Records:
···
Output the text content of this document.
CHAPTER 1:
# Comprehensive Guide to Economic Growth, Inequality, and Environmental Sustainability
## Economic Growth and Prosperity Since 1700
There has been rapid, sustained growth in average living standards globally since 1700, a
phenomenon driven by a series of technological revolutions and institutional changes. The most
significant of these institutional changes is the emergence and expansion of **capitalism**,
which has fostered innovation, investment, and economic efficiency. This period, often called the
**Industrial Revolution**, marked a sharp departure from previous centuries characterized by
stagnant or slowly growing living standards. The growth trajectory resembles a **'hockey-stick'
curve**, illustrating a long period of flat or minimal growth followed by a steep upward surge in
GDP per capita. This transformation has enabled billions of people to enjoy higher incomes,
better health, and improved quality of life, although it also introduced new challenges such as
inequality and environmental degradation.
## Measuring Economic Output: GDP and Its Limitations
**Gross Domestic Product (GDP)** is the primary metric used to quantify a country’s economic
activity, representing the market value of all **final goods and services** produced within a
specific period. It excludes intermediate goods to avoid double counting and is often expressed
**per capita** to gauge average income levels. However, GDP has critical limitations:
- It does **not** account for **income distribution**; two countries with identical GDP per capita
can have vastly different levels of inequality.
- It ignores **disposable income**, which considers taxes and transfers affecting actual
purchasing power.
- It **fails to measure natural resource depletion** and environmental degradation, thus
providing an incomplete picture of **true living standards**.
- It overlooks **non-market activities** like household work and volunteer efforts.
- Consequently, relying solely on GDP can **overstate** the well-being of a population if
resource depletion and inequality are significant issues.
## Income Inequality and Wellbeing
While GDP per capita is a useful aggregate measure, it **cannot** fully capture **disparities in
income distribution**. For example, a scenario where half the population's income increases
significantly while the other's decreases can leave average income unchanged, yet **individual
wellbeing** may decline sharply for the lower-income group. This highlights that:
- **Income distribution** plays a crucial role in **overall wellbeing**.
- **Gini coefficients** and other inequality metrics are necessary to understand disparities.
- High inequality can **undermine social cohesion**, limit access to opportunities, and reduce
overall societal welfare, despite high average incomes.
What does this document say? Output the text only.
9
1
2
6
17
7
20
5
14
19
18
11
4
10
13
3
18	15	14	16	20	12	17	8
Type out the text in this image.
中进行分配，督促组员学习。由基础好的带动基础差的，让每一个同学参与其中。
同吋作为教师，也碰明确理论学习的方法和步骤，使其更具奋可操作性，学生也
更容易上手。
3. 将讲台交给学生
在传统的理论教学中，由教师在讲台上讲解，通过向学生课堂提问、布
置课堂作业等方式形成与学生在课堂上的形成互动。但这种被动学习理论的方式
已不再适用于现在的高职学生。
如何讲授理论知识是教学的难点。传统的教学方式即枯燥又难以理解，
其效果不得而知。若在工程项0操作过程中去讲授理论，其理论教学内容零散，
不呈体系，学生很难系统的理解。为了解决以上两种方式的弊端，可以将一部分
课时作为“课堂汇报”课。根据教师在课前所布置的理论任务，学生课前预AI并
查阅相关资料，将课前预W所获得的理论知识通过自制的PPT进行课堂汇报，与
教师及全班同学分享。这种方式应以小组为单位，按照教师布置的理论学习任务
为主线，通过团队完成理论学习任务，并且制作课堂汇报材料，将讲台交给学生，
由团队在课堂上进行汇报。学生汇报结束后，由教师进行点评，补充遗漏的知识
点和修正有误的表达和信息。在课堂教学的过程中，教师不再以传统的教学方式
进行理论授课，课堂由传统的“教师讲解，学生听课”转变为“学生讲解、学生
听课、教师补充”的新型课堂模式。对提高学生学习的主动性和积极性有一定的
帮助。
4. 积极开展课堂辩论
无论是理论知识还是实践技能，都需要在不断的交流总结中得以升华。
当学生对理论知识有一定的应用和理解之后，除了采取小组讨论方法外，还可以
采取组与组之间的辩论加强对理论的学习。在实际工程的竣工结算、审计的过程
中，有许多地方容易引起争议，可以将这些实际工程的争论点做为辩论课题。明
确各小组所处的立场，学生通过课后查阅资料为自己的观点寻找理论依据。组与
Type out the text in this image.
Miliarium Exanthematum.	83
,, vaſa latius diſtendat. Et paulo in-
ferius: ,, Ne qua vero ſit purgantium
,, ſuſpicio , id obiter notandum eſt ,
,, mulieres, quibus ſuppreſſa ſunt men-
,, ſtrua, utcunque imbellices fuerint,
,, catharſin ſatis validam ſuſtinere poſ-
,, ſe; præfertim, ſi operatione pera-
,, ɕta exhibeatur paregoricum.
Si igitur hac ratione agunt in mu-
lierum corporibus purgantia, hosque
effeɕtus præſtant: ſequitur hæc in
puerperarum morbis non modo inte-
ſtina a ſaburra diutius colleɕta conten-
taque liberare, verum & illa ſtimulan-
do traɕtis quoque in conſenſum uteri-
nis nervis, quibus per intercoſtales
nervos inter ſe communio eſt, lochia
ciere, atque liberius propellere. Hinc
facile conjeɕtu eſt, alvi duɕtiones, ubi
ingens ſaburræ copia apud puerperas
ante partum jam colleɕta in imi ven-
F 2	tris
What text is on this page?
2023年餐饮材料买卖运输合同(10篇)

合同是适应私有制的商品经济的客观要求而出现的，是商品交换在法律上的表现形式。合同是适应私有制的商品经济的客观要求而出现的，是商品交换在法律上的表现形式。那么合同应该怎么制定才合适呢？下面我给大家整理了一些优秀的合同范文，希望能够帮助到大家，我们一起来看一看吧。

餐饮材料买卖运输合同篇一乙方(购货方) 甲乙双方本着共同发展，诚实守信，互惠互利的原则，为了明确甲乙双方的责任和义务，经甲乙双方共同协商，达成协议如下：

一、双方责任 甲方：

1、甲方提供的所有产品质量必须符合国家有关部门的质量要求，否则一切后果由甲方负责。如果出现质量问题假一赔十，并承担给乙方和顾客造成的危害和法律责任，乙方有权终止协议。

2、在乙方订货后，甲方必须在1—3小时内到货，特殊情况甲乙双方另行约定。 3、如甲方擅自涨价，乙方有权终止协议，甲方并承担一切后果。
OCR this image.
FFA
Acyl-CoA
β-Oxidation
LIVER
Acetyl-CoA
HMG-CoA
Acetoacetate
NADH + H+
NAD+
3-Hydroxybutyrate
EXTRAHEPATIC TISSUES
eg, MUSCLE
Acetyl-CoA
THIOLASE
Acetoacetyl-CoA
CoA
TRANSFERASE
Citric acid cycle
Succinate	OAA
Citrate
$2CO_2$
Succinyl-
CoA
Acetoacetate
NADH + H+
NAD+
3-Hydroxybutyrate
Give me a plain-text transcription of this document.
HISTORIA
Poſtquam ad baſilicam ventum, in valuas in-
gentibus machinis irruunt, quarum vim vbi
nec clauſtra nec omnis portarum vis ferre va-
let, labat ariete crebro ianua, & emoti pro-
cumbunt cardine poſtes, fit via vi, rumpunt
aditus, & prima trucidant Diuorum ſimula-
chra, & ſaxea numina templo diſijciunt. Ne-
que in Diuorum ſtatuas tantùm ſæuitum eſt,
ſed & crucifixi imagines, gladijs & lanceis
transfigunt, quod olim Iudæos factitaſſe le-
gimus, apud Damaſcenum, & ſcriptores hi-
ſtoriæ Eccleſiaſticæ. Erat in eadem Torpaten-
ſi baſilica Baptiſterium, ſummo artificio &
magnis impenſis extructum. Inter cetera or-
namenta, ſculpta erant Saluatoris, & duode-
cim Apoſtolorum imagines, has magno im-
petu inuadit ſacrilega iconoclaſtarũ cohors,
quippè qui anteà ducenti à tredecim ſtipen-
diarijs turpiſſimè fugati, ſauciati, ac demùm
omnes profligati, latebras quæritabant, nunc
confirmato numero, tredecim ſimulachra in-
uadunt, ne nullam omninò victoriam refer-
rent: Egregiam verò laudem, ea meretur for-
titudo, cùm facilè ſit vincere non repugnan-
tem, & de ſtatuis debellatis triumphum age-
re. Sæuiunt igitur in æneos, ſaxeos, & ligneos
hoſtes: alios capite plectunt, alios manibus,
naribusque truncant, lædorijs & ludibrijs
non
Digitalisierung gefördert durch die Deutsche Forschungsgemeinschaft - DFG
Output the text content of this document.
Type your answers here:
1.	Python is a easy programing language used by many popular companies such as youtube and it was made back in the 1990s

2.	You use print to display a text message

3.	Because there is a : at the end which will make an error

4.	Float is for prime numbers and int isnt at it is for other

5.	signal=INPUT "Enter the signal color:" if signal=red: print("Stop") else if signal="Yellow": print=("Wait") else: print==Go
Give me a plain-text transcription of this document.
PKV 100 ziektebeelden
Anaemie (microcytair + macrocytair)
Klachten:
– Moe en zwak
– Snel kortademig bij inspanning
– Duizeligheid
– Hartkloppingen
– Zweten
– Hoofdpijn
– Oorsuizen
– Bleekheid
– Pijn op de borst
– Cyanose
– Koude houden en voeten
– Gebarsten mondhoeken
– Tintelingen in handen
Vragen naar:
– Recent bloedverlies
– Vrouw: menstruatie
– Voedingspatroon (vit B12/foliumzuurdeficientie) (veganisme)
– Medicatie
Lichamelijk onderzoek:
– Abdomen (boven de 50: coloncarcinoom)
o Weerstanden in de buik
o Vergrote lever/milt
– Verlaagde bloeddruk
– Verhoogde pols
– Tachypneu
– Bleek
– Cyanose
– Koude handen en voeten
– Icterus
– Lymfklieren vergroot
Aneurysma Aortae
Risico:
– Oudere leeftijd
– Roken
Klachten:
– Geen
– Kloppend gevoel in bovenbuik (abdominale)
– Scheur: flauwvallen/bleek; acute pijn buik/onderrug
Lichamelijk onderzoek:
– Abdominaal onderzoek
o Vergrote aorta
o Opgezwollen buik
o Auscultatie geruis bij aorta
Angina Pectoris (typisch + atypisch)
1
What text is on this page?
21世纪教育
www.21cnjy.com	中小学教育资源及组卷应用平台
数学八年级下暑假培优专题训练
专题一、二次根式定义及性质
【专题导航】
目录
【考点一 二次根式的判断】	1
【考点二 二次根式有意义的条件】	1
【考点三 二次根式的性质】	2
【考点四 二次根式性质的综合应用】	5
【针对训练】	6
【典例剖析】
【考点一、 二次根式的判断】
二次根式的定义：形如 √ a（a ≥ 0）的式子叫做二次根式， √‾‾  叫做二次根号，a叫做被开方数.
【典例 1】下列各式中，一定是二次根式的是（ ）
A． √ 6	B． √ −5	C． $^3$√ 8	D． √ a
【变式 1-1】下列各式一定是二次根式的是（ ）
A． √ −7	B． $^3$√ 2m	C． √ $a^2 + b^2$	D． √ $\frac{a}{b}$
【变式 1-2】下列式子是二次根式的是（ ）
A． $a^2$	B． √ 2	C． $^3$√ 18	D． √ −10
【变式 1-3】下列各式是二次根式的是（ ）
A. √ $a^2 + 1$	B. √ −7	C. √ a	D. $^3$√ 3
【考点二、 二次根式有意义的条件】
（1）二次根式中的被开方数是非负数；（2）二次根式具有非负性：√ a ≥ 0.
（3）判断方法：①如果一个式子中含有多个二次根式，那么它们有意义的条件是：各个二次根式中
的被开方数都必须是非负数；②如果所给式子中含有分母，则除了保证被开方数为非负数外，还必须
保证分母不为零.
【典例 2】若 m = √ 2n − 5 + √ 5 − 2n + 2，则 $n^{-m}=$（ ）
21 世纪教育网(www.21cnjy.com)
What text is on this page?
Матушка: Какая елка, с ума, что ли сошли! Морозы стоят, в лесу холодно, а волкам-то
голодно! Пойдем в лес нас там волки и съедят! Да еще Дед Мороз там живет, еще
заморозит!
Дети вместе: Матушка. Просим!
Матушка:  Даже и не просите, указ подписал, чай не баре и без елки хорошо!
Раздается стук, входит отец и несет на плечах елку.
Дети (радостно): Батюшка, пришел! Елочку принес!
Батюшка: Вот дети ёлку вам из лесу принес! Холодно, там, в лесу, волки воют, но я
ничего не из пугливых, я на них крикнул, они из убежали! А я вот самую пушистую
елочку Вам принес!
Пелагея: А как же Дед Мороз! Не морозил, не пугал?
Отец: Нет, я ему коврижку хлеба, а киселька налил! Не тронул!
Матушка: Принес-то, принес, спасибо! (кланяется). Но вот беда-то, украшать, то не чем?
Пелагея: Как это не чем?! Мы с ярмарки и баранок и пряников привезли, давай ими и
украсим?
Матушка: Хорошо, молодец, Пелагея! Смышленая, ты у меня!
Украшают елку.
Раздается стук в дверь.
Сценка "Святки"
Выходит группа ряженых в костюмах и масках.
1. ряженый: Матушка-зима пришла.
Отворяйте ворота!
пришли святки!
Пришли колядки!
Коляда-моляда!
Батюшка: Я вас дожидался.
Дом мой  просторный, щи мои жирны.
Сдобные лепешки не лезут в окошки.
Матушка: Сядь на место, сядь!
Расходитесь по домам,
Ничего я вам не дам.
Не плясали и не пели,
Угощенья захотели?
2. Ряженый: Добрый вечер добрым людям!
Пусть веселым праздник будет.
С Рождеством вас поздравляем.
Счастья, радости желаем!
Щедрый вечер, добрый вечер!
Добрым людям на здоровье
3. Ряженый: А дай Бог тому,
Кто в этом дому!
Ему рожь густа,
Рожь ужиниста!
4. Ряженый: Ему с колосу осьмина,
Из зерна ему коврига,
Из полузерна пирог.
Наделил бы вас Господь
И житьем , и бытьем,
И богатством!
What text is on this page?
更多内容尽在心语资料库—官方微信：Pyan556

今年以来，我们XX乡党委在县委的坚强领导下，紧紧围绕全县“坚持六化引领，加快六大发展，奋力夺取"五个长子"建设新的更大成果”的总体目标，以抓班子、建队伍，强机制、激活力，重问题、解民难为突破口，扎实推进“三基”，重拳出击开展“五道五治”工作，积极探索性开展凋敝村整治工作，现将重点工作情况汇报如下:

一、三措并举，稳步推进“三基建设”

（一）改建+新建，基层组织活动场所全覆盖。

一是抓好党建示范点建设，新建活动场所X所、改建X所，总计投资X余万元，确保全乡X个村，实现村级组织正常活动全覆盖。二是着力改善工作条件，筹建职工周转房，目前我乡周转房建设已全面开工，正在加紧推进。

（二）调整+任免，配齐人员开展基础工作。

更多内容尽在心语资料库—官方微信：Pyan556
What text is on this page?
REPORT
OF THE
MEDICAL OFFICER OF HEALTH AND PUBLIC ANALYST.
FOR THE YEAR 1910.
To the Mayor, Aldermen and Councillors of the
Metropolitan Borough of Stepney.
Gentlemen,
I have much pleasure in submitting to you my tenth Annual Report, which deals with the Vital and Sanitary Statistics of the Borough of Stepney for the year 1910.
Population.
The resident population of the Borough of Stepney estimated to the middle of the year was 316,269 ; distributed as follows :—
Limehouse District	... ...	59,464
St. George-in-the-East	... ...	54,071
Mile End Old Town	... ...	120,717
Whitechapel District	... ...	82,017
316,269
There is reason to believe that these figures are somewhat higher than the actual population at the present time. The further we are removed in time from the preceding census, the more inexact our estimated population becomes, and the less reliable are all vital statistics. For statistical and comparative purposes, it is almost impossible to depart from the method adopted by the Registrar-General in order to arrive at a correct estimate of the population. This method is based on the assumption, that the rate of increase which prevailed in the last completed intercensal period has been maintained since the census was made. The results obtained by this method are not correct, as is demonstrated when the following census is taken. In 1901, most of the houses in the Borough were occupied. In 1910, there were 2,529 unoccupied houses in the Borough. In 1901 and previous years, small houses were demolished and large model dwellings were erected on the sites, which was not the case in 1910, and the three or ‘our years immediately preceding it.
···
■ **What is needed**: Choose all lines containing the string "волки" and copy them out.

■ **Task result**:
голодно! Пойдем в лес нас там волки и съедят! Да еще Дед Мороз там живет, еще
Батюшка: Вот дети ёлку вам из лесу принес! Холодно, там, в лесу, волки воют, но я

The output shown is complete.